Stored data

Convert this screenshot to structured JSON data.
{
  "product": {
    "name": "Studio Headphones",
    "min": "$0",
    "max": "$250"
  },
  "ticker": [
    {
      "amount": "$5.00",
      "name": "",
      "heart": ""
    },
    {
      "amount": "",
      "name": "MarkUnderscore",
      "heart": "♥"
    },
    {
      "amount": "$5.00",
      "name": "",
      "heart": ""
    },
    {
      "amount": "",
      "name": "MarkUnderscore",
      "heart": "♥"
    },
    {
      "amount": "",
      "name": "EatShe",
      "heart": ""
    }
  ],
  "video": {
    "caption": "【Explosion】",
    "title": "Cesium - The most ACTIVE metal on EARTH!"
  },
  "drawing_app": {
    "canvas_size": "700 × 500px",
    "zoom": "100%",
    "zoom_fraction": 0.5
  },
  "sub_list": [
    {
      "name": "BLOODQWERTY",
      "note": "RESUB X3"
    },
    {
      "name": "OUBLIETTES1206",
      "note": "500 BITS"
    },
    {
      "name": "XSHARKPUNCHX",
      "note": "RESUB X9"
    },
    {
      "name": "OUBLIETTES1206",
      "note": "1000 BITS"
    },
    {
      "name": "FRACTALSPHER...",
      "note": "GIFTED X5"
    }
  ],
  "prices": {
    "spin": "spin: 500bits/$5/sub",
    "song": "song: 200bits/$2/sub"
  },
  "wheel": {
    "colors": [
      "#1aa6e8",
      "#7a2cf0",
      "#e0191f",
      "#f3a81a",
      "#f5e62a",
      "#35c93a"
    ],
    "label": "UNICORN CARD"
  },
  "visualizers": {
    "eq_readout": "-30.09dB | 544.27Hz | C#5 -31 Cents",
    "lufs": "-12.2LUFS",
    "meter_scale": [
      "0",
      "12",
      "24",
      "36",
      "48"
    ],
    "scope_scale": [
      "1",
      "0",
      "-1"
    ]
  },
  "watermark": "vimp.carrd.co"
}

Instruction: Repeat the entries exactly, all of them.

Solution for this exercise:
Convert this screenshot to structured JSON data.
{
  "product": {
    "name": "Studio Headphones",
    "min": "$0",
    "max": "$250"
  },
  "ticker": [
    {
      "amount": "$5.00",
      "name": "",
      "heart": ""
    },
    {
      "amount": "",
      "name": "MarkUnderscore",
      "heart": "♥"
    },
    {
      "amount": "$5.00",
      "name": "",
      "heart": ""
    },
    {
      "amount": "",
      "name": "MarkUnderscore",
      "heart": "♥"
    },
    {
      "amount": "",
      "name": "EatShe",
      "heart": ""
    }
  ],
  "video": {
    "caption": "【Explosion】",
    "title": "Cesium - The most ACTIVE metal on EARTH!"
  },
  "drawing_app": {
    "canvas_size": "700 × 500px",
    "zoom": "100%",
    "zoom_fraction": 0.5
  },
  "sub_list": [
    {
      "name": "BLOODQWERTY",
      "note": "RESUB X3"
    },
    {
      "name": "OUBLIETTES1206",
      "note": "500 BITS"
    },
    {
      "name": "XSHARKPUNCHX",
      "note": "RESUB X9"
    },
    {
      "name": "OUBLIETTES1206",
      "note": "1000 BITS"
    },
    {
      "name": "FRACTALSPHER...",
      "note": "GIFTED X5"
    }
  ],
  "prices": {
    "spin": "spin: 500bits/$5/sub",
    "song": "song: 200bits/$2/sub"
  },
  "wheel": {
    "colors": [
      "#1aa6e8",
      "#7a2cf0",
      "#e0191f",
      "#f3a81a",
      "#f5e62a",
      "#35c93a"
    ],
    "label": "UNICORN CARD"
  },
  "visualizers": {
    "eq_readout": "-30.09dB | 544.27Hz | C#5 -31 Cents",
    "lufs": "-12.2LUFS",
    "meter_scale": [
      "0",
      "12",
      "24",
      "36",
      "48"
    ],
    "scope_scale": [
      "1",
      "0",
      "-1"
    ]
  },
  "watermark": "vimp.carrd.co"
}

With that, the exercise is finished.